Exercise: Report how many lines below contain the word "alla", and give only that number.

Extracted data entries
━━━━━━━━━━━━━━━━
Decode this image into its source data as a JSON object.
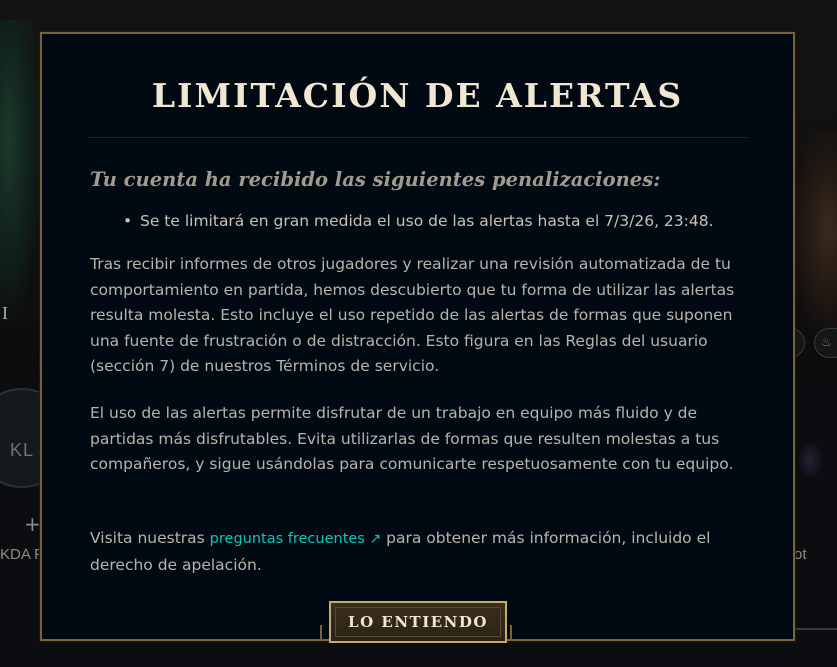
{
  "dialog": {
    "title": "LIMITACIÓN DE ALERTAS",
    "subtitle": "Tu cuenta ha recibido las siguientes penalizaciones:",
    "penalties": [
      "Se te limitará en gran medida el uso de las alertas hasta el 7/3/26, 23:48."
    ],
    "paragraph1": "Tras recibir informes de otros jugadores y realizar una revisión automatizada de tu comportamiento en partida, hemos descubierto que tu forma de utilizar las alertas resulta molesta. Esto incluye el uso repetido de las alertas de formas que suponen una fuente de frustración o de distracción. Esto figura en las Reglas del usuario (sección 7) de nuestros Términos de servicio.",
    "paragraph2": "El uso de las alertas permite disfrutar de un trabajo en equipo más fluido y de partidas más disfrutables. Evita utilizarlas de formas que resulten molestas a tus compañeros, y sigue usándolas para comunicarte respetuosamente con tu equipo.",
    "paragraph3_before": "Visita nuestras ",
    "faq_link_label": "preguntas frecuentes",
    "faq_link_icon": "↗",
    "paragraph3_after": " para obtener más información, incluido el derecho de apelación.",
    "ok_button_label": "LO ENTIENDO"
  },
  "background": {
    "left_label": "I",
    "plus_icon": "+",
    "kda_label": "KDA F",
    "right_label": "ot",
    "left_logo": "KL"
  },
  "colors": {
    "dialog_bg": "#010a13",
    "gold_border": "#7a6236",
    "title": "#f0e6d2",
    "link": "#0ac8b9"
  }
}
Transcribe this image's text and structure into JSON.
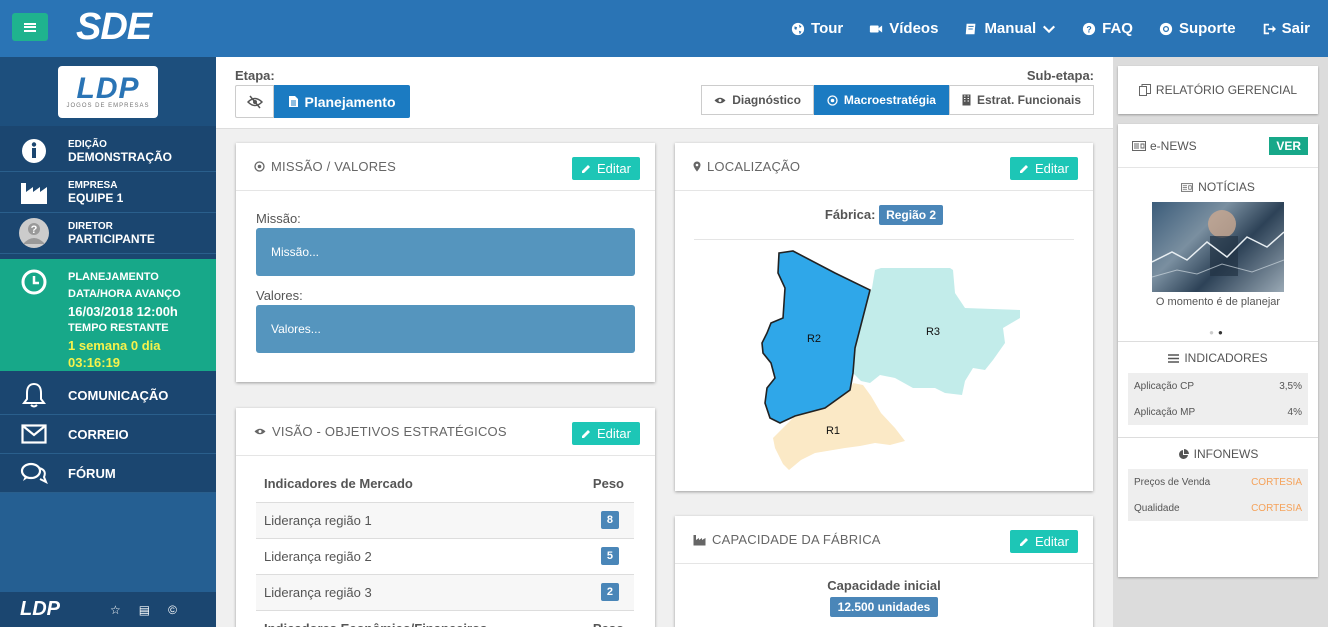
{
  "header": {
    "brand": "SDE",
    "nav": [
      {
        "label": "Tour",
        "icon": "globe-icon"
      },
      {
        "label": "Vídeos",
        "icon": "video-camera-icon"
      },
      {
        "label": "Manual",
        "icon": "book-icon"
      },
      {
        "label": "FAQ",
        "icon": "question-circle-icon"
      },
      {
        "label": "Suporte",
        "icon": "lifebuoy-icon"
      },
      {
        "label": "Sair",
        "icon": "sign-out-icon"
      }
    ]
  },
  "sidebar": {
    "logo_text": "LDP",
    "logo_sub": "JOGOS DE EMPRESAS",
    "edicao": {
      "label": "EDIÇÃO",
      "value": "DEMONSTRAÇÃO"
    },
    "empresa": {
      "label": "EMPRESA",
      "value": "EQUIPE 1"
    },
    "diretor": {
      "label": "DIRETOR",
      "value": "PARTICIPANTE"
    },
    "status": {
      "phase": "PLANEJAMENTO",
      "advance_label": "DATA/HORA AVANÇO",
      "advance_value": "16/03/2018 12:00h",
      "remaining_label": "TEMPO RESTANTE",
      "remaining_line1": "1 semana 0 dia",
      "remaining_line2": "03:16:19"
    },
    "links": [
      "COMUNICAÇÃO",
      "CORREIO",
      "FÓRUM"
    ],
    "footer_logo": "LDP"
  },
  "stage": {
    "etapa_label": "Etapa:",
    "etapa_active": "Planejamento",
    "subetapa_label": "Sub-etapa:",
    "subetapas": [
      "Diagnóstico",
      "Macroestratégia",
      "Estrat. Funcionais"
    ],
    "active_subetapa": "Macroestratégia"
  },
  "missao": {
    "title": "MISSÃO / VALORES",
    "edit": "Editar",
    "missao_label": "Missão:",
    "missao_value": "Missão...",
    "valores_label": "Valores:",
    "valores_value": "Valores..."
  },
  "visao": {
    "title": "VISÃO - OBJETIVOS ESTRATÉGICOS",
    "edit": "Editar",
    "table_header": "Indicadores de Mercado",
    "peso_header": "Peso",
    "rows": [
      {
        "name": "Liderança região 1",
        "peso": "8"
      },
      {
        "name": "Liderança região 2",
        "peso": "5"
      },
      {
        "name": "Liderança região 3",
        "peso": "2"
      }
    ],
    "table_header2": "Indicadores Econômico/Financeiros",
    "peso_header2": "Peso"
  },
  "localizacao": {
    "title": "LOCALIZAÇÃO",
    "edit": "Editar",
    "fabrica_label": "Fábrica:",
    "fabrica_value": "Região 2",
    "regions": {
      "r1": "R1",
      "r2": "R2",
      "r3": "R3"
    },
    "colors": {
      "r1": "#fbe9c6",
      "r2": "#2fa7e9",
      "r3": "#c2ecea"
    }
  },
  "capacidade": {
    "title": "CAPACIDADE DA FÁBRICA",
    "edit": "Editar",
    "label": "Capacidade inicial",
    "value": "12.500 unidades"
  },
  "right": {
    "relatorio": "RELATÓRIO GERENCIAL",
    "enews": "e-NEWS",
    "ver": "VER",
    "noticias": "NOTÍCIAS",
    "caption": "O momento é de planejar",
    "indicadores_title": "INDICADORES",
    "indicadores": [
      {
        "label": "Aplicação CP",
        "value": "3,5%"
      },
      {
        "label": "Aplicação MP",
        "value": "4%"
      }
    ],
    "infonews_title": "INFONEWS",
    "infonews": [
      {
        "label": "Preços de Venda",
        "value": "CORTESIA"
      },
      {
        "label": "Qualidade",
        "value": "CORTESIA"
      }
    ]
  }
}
━━━━━━━━━━━━━━━━
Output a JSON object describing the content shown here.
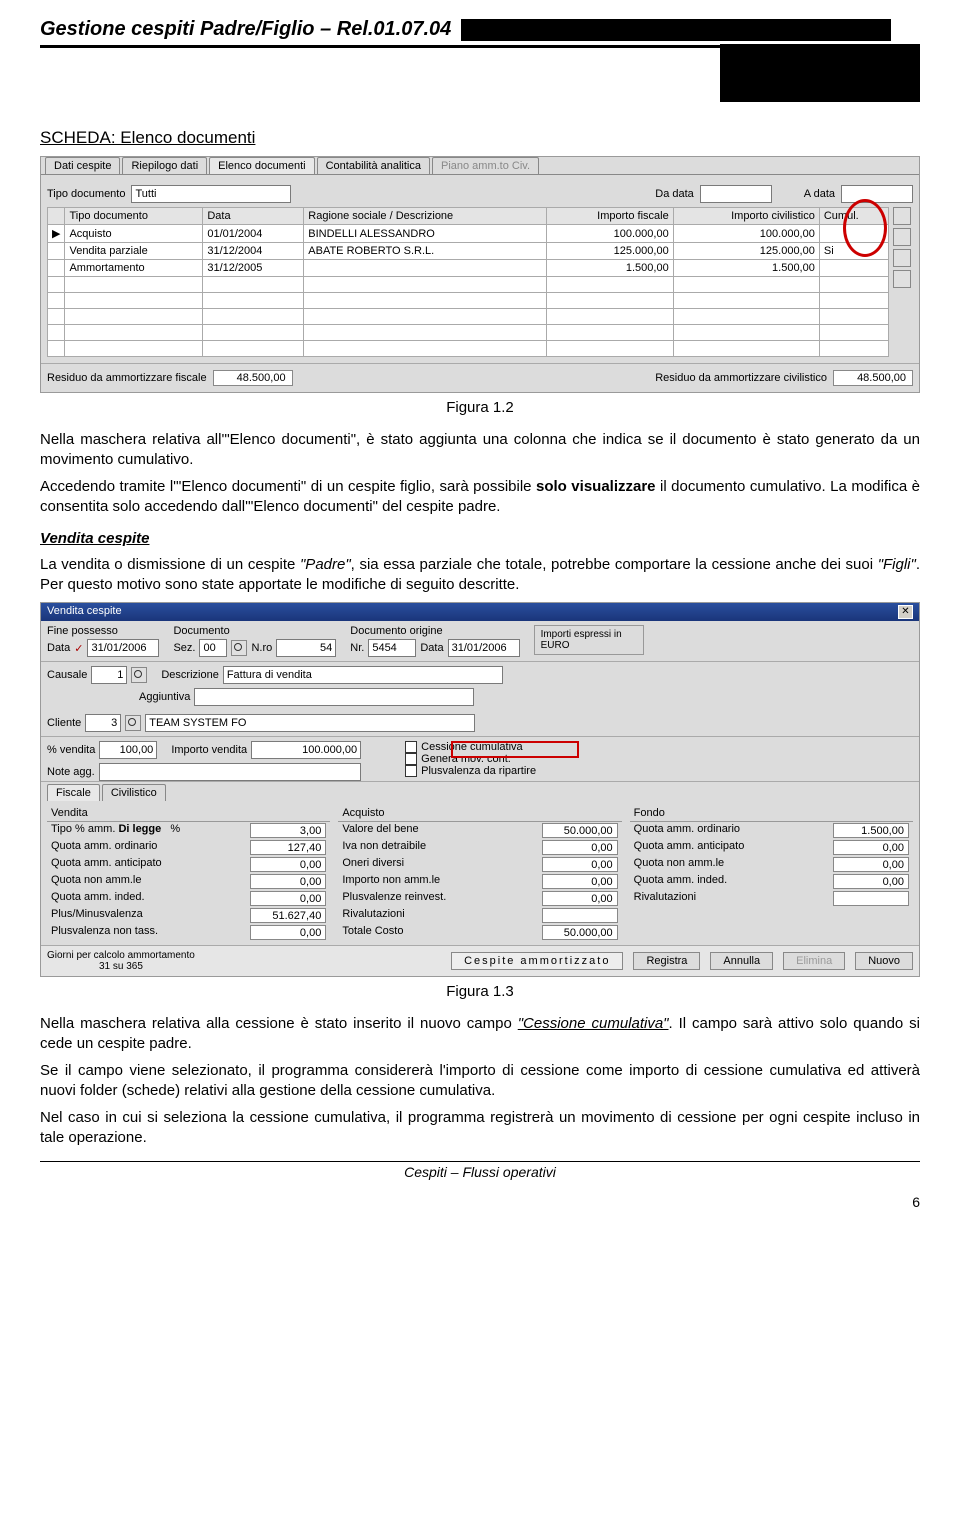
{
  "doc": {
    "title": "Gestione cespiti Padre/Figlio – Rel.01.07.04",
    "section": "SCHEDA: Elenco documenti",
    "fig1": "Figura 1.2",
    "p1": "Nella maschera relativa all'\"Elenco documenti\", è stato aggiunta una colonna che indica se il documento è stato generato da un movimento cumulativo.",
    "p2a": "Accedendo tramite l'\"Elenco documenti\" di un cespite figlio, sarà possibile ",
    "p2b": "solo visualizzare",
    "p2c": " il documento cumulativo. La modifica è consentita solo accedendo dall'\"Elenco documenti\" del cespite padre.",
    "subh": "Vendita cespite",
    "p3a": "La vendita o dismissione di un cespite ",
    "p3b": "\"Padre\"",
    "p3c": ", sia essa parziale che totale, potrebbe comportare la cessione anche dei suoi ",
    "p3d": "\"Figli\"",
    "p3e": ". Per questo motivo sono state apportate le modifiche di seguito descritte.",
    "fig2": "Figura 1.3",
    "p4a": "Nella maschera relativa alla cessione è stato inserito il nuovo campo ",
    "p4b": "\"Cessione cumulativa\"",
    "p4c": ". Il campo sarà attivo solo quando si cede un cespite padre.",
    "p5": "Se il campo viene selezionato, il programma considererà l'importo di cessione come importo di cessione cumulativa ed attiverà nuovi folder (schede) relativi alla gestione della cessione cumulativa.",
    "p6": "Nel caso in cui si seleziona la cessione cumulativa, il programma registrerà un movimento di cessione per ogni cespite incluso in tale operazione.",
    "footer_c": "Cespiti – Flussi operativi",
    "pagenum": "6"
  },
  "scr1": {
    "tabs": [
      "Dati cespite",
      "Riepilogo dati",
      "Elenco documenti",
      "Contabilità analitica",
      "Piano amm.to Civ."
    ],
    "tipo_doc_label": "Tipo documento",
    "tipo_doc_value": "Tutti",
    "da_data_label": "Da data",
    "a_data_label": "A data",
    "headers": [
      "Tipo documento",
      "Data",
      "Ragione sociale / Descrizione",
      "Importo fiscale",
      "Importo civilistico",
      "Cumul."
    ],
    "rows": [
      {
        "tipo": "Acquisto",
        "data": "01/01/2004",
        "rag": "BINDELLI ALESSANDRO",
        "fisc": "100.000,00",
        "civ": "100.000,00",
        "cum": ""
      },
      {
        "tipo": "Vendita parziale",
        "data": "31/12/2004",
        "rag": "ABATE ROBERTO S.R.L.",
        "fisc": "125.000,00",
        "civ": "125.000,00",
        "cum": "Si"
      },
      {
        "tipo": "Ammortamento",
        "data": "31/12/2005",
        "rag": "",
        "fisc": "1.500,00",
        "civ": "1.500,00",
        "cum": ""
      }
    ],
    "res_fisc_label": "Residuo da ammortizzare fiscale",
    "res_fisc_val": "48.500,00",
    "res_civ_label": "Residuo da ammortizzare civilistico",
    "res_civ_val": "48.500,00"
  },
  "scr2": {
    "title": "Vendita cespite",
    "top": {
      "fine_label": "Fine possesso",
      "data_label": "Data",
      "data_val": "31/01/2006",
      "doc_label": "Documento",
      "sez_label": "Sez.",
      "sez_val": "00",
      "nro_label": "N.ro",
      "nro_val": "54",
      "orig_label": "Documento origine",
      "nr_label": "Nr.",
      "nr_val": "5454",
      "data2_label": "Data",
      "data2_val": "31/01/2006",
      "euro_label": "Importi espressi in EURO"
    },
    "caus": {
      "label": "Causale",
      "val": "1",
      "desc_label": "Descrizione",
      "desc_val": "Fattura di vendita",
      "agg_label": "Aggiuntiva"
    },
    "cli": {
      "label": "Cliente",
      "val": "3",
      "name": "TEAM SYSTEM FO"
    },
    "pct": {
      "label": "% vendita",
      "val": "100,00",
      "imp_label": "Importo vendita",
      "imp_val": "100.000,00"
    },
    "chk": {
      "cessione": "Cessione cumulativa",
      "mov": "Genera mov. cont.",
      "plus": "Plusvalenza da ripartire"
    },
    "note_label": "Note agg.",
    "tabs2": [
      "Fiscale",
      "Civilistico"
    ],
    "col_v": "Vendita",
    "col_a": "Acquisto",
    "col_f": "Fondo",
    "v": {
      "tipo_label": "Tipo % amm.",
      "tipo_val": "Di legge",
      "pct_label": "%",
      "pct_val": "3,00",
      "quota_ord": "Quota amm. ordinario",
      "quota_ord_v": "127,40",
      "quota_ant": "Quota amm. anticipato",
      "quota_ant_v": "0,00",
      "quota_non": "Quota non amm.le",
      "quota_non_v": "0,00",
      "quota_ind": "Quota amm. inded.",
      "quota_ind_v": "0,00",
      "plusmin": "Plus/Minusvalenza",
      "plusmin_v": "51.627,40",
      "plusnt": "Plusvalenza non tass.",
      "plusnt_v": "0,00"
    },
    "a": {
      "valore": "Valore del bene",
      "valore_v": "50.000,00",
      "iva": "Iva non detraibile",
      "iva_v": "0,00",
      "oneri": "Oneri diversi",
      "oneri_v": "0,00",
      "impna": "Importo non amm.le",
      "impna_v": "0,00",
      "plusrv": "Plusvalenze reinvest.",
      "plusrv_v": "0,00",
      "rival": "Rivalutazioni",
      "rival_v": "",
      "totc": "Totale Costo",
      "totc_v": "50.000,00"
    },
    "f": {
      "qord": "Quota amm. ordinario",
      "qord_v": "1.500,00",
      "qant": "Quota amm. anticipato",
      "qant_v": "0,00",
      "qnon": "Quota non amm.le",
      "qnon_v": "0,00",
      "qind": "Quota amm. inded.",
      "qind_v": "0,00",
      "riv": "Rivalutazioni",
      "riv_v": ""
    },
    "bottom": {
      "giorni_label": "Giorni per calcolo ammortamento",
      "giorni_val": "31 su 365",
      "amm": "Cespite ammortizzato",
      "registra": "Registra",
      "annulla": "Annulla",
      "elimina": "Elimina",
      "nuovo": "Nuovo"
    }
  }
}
━━━━━━━━━━━━━━━━
Response to this task: 2